What is needed:
Repeat the lines beginning at the one with "Read out every word on this page." and running to the end of the material, keeping the first and last of them, exactly as they appear.

(Extracted data entries)
....
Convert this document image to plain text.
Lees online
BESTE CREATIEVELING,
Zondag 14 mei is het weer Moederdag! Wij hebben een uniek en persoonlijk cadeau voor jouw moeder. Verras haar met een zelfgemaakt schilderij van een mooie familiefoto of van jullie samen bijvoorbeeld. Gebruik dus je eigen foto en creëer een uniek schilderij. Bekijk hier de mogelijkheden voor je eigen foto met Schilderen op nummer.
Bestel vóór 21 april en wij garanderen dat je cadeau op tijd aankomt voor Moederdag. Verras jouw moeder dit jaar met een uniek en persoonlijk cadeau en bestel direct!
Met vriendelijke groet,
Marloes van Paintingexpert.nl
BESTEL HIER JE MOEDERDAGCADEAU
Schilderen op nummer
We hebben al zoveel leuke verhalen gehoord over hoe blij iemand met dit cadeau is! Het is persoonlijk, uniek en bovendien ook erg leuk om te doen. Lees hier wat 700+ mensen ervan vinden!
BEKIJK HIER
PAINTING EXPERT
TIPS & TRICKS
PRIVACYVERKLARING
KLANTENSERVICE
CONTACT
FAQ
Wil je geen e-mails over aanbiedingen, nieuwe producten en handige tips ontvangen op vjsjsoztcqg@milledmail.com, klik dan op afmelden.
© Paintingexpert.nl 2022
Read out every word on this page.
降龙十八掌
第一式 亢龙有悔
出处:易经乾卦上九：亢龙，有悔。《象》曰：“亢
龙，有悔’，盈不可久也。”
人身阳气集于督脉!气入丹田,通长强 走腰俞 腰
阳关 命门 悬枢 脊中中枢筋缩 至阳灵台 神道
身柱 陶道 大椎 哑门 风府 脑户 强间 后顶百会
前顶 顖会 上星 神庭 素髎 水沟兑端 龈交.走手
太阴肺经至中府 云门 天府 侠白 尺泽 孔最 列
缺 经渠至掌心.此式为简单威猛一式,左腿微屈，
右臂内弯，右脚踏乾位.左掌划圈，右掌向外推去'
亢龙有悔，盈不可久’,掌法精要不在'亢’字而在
....
Full answer:
Read out every word on this page.
降龙十八掌
第一式 亢龙有悔
出处:易经乾卦上九：亢龙，有悔。《象》曰：“亢
龙，有悔’，盈不可久也。”
人身阳气集于督脉!气入丹田,通长强 走腰俞 腰
阳关 命门 悬枢 脊中中枢筋缩 至阳灵台 神道
身柱 陶道 大椎 哑门 风府 脑户 强间 后顶百会
前顶 顖会 上星 神庭 素髎 水沟兑端 龈交.走手
太阴肺经至中府 云门 天府 侠白 尺泽 孔最 列
缺 经渠至掌心.此式为简单威猛一式,左腿微屈，
右臂内弯，右脚踏乾位.左掌划圈，右掌向外推去'
亢龙有悔，盈不可久’,掌法精要不在'亢’字而在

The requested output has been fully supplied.